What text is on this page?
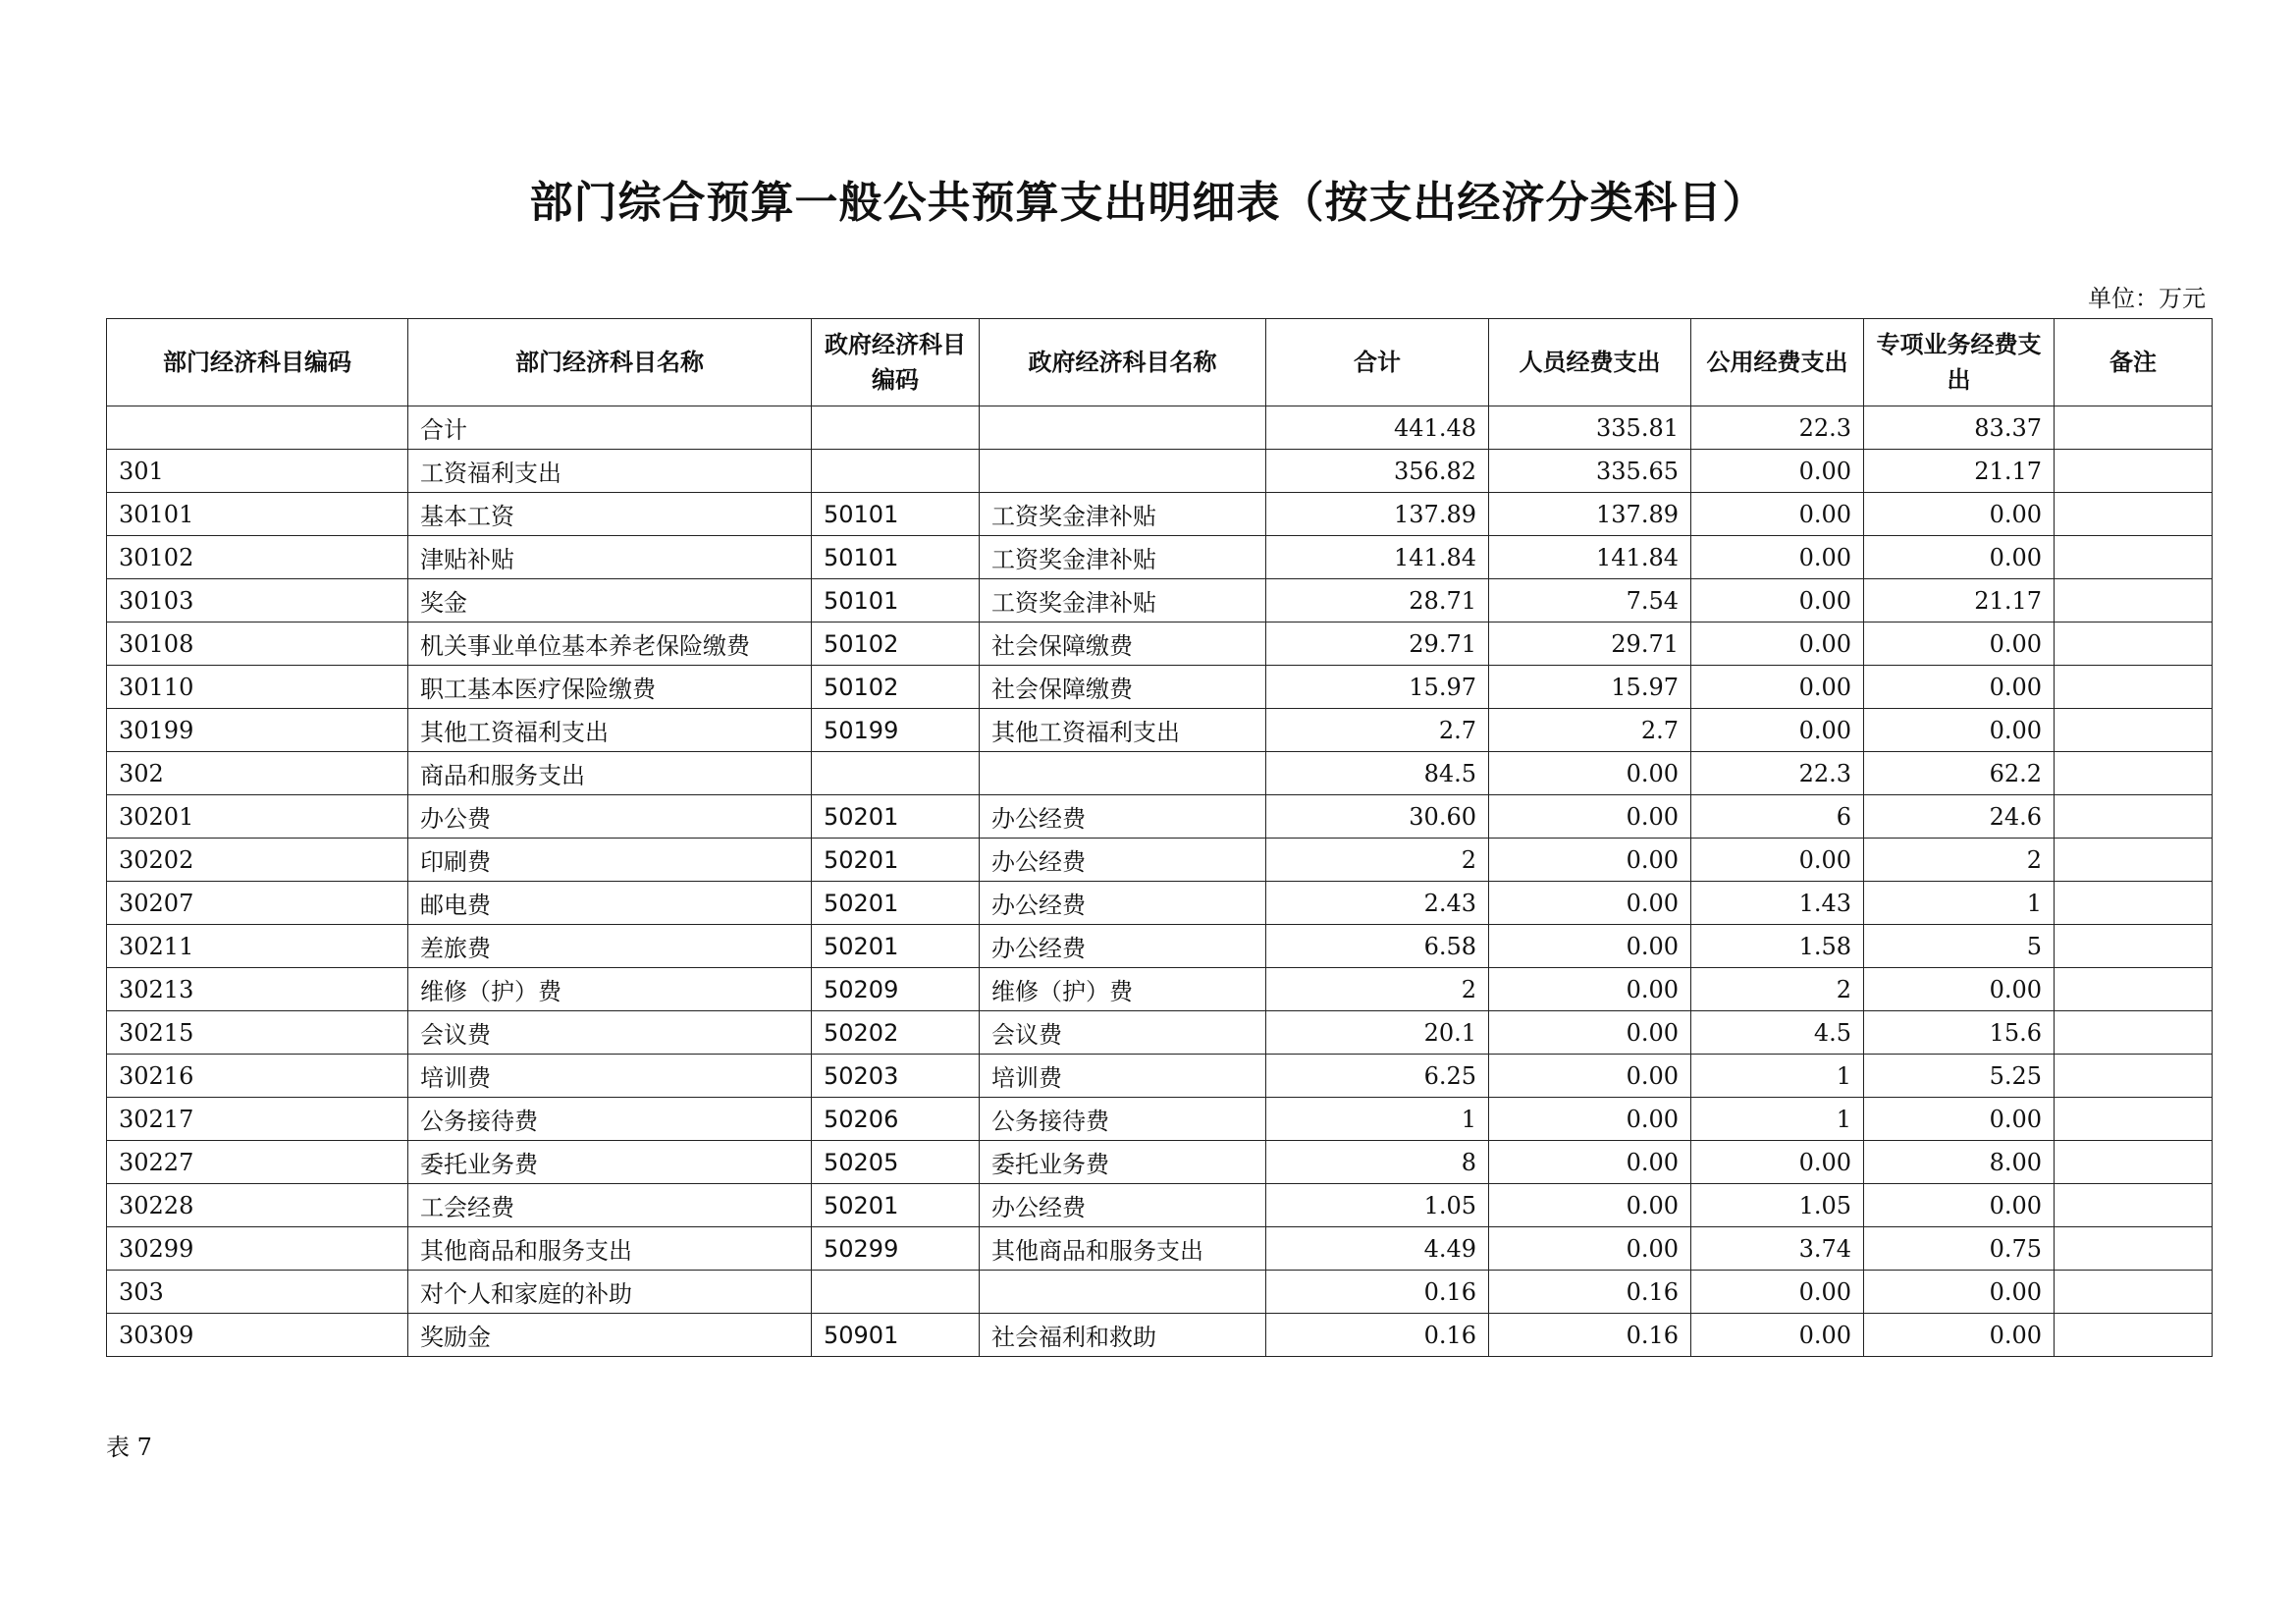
部门综合预算一般公共预算支出明细表（按支出经济分类科目）
单位：万元
部门经济科目编码	部门经济科目名称	政府经济科目编码	政府经济科目名称	合计	人员经费支出	公用经费支出	专项业务经费支出	备注
	合计			441.48	335.81	22.3	83.37	
301	工资福利支出			356.82	335.65	0.00	21.17	
30101	基本工资	50101	工资奖金津补贴	137.89	137.89	0.00	0.00	
30102	津贴补贴	50101	工资奖金津补贴	141.84	141.84	0.00	0.00	
30103	奖金	50101	工资奖金津补贴	28.71	7.54	0.00	21.17	
30108	机关事业单位基本养老保险缴费	50102	社会保障缴费	29.71	29.71	0.00	0.00	
30110	职工基本医疗保险缴费	50102	社会保障缴费	15.97	15.97	0.00	0.00	
30199	其他工资福利支出	50199	其他工资福利支出	2.7	2.7	0.00	0.00	
302	商品和服务支出			84.5	0.00	22.3	62.2	
30201	办公费	50201	办公经费	30.60	0.00	6	24.6	
30202	印刷费	50201	办公经费	2	0.00	0.00	2	
30207	邮电费	50201	办公经费	2.43	0.00	1.43	1	
30211	差旅费	50201	办公经费	6.58	0.00	1.58	5	
30213	维修（护）费	50209	维修（护）费	2	0.00	2	0.00	
30215	会议费	50202	会议费	20.1	0.00	4.5	15.6	
30216	培训费	50203	培训费	6.25	0.00	1	5.25	
30217	公务接待费	50206	公务接待费	1	0.00	1	0.00	
30227	委托业务费	50205	委托业务费	8	0.00	0.00	8.00	
30228	工会经费	50201	办公经费	1.05	0.00	1.05	0.00	
30299	其他商品和服务支出	50299	其他商品和服务支出	4.49	0.00	3.74	0.75	
303	对个人和家庭的补助			0.16	0.16	0.00	0.00	
30309	奖励金	50901	社会福利和救助	0.16	0.16	0.00	0.00	
表 7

******

** Problem **
Reproduce each line of the records exactly, and omit every picture.

** Written response **
What text is on this page?
部门综合预算一般公共预算支出明细表（按支出经济分类科目）
单位：万元
部门经济科目编码	部门经济科目名称	政府经济科目编码	政府经济科目名称	合计	人员经费支出	公用经费支出	专项业务经费支出	备注
	合计			441.48	335.81	22.3	83.37	
301	工资福利支出			356.82	335.65	0.00	21.17	
30101	基本工资	50101	工资奖金津补贴	137.89	137.89	0.00	0.00	
30102	津贴补贴	50101	工资奖金津补贴	141.84	141.84	0.00	0.00	
30103	奖金	50101	工资奖金津补贴	28.71	7.54	0.00	21.17	
30108	机关事业单位基本养老保险缴费	50102	社会保障缴费	29.71	29.71	0.00	0.00	
30110	职工基本医疗保险缴费	50102	社会保障缴费	15.97	15.97	0.00	0.00	
30199	其他工资福利支出	50199	其他工资福利支出	2.7	2.7	0.00	0.00	
302	商品和服务支出			84.5	0.00	22.3	62.2	
30201	办公费	50201	办公经费	30.60	0.00	6	24.6	
30202	印刷费	50201	办公经费	2	0.00	0.00	2	
30207	邮电费	50201	办公经费	2.43	0.00	1.43	1	
30211	差旅费	50201	办公经费	6.58	0.00	1.58	5	
30213	维修（护）费	50209	维修（护）费	2	0.00	2	0.00	
30215	会议费	50202	会议费	20.1	0.00	4.5	15.6	
30216	培训费	50203	培训费	6.25	0.00	1	5.25	
30217	公务接待费	50206	公务接待费	1	0.00	1	0.00	
30227	委托业务费	50205	委托业务费	8	0.00	0.00	8.00	
30228	工会经费	50201	办公经费	1.05	0.00	1.05	0.00	
30299	其他商品和服务支出	50299	其他商品和服务支出	4.49	0.00	3.74	0.75	
303	对个人和家庭的补助			0.16	0.16	0.00	0.00	
30309	奖励金	50901	社会福利和救助	0.16	0.16	0.00	0.00	
表 7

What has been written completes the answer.